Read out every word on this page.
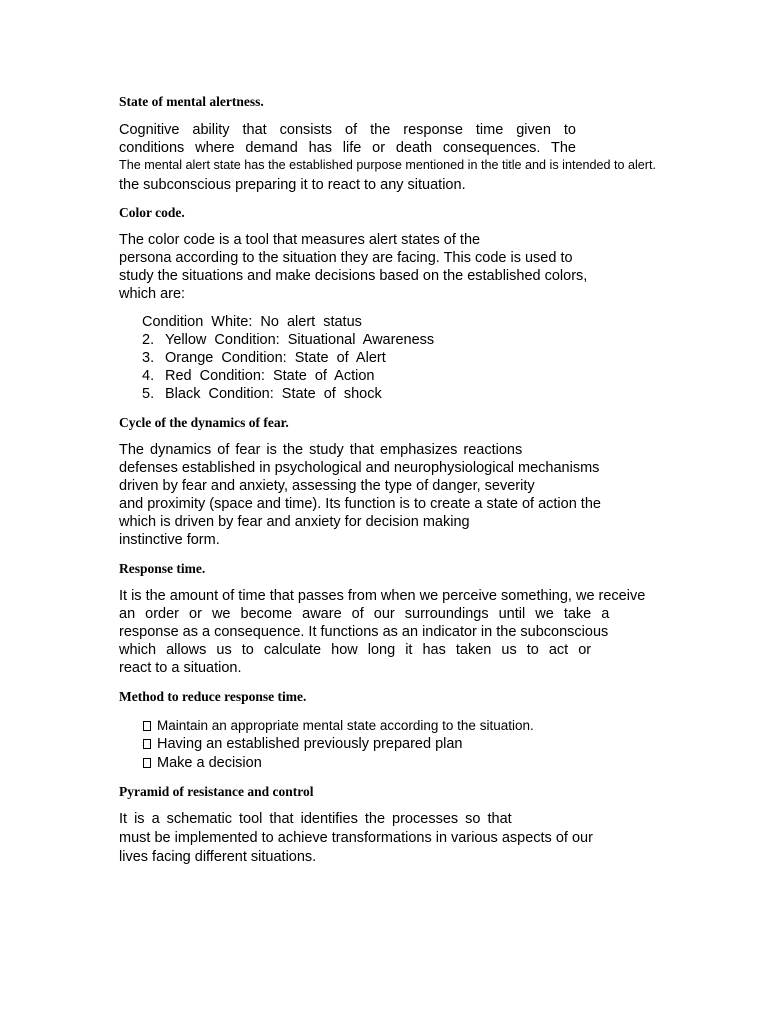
State of mental alertness.
Cognitive ability that consists of the response time given to
conditions where demand has life or death consequences. The
The mental alert state has the established purpose mentioned in the title and is intended to alert.
the subconscious preparing it to react to any situation.
Color code.
The color code is a tool that measures alert states of the
persona according to the situation they are facing. This code is used to
study the situations and make decisions based on the established colors,
which are:
Condition White: No alert status
2. Yellow Condition: Situational Awareness
3. Orange Condition: State of Alert
4. Red Condition: State of Action
5. Black Condition: State of shock
Cycle of the dynamics of fear.
The dynamics of fear is the study that emphasizes reactions
defenses established in psychological and neurophysiological mechanisms
driven by fear and anxiety, assessing the type of danger, severity
and proximity (space and time). Its function is to create a state of action the
which is driven by fear and anxiety for decision making
instinctive form.
Response time.
It is the amount of time that passes from when we perceive something, we receive
an order or we become aware of our surroundings until we take a
response as a consequence. It functions as an indicator in the subconscious
which allows us to calculate how long it has taken us to act or
react to a situation.
Method to reduce response time.
Maintain an appropriate mental state according to the situation.
Having an established previously prepared plan
Make a decision
Pyramid of resistance and control
It is a schematic tool that identifies the processes so that
must be implemented to achieve transformations in various aspects of our
lives facing different situations.
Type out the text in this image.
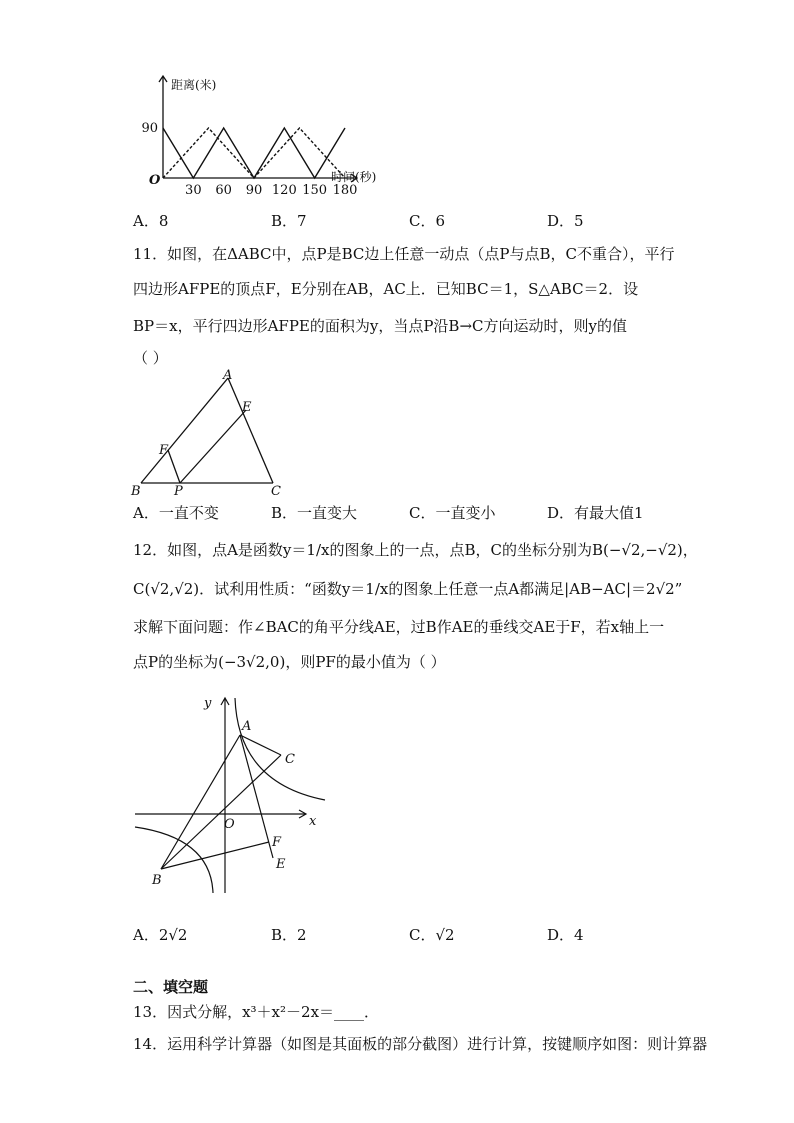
30 60 90 120 150 180
90
O
距离(米)
时间(秒)
A．8	B．7	C．6	D．5
11．如图，在ΔABC中，点P是BC边上任意一动点（点P与点B，C不重合），平行
四边形AFPE的顶点F，E分别在AB，AC上．已知BC＝1，S△ABC＝2．设
BP＝x，平行四边形AFPE的面积为y，当点P沿B→C方向运动时，则y的值
（ ）
A
E
F
B	P	C
A．一直不变	B．一直变大	C．一直变小	D．有最大值1
12．如图，点A是函数y＝1/x的图象上的一点，点B，C的坐标分别为B(−√2,−√2)，
C(√2,√2)．试利用性质：“函数y＝1/x的图象上任意一点A都满足|AB−AC|＝2√2”
求解下面问题：作∠BAC的角平分线AE，过B作AE的垂线交AE于F，若x轴上一
点P的坐标为(−3√2,0)，则PF的最小值为（ ）
y
x
O
A
C
F
E
B
A．2√2	B．2	C．√2	D．4
二、填空题
13．因式分解，x³＋x²－2x＝____．
14．运用科学计算器（如图是其面板的部分截图）进行计算，按键顺序如图：则计算器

--- YOUR GOAL ---
Each line containing the word "situations" counts once; say how many such lines there are, giving only the number.

--- SOLVED PROBLEM ---
2